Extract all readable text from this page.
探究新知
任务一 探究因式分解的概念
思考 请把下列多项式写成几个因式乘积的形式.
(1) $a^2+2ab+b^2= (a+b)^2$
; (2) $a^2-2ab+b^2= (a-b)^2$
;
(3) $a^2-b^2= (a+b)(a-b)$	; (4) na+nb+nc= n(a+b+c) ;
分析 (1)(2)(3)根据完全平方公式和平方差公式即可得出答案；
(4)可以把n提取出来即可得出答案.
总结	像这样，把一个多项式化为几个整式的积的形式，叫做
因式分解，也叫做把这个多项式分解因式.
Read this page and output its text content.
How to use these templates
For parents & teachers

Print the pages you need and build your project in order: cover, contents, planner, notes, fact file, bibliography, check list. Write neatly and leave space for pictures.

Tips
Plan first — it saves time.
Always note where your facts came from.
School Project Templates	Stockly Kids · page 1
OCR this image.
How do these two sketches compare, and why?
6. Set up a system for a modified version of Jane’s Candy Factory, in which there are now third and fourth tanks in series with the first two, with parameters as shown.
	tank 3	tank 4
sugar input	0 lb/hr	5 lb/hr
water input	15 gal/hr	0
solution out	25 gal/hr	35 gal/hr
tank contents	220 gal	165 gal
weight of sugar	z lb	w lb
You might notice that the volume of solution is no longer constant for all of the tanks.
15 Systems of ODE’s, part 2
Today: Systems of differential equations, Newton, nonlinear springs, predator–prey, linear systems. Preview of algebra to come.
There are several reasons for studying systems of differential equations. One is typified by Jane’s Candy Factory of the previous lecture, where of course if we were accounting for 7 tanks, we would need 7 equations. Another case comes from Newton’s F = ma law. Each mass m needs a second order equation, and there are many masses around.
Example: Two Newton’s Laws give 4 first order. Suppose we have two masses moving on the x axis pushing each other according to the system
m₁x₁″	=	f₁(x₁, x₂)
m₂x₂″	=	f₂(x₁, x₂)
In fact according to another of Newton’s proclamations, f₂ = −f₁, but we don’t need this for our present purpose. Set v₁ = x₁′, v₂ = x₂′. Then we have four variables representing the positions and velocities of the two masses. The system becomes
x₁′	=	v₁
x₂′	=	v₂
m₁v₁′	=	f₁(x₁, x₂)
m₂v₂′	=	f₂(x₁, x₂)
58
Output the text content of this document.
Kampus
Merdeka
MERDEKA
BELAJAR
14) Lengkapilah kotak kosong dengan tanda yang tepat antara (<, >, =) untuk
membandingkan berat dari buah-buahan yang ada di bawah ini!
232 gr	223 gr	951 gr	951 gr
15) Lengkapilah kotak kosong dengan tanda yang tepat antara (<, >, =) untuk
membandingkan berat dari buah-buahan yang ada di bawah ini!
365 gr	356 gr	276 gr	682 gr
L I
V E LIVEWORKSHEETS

.....

STATED GOAL: Return each entry from the material above exactly as it appears.

EXERCISE OUTPUT:
Extract all readable text from this page.
探究新知
任务一 探究因式分解的概念
思考 请把下列多项式写成几个因式乘积的形式.
(1) $a^2+2ab+b^2= (a+b)^2$
; (2) $a^2-2ab+b^2= (a-b)^2$
;
(3) $a^2-b^2= (a+b)(a-b)$	; (4) na+nb+nc= n(a+b+c) ;
分析 (1)(2)(3)根据完全平方公式和平方差公式即可得出答案；
(4)可以把n提取出来即可得出答案.
总结	像这样，把一个多项式化为几个整式的积的形式，叫做
因式分解，也叫做把这个多项式分解因式.
Read this page and output its text content.
How to use these templates
For parents & teachers

Print the pages you need and build your project in order: cover, contents, planner, notes, fact file, bibliography, check list. Write neatly and leave space for pictures.

Tips
Plan first — it saves time.
Always note where your facts came from.
School Project Templates	Stockly Kids · page 1
OCR this image.
How do these two sketches compare, and why?
6. Set up a system for a modified version of Jane’s Candy Factory, in which there are now third and fourth tanks in series with the first two, with parameters as shown.
	tank 3	tank 4
sugar input	0 lb/hr	5 lb/hr
water input	15 gal/hr	0
solution out	25 gal/hr	35 gal/hr
tank contents	220 gal	165 gal
weight of sugar	z lb	w lb
You might notice that the volume of solution is no longer constant for all of the tanks.
15 Systems of ODE’s, part 2
Today: Systems of differential equations, Newton, nonlinear springs, predator–prey, linear systems. Preview of algebra to come.
There are several reasons for studying systems of differential equations. One is typified by Jane’s Candy Factory of the previous lecture, where of course if we were accounting for 7 tanks, we would need 7 equations. Another case comes from Newton’s F = ma law. Each mass m needs a second order equation, and there are many masses around.
Example: Two Newton’s Laws give 4 first order. Suppose we have two masses moving on the x axis pushing each other according to the system
m₁x₁″	=	f₁(x₁, x₂)
m₂x₂″	=	f₂(x₁, x₂)
In fact according to another of Newton’s proclamations, f₂ = −f₁, but we don’t need this for our present purpose. Set v₁ = x₁′, v₂ = x₂′. Then we have four variables representing the positions and velocities of the two masses. The system becomes
x₁′	=	v₁
x₂′	=	v₂
m₁v₁′	=	f₁(x₁, x₂)
m₂v₂′	=	f₂(x₁, x₂)
58
Output the text content of this document.
Kampus
Merdeka
MERDEKA
BELAJAR
14) Lengkapilah kotak kosong dengan tanda yang tepat antara (<, >, =) untuk
membandingkan berat dari buah-buahan yang ada di bawah ini!
232 gr	223 gr	951 gr	951 gr
15) Lengkapilah kotak kosong dengan tanda yang tepat antara (<, >, =) untuk
membandingkan berat dari buah-buahan yang ada di bawah ini!
365 gr	356 gr	276 gr	682 gr
L I
V E LIVEWORKSHEETS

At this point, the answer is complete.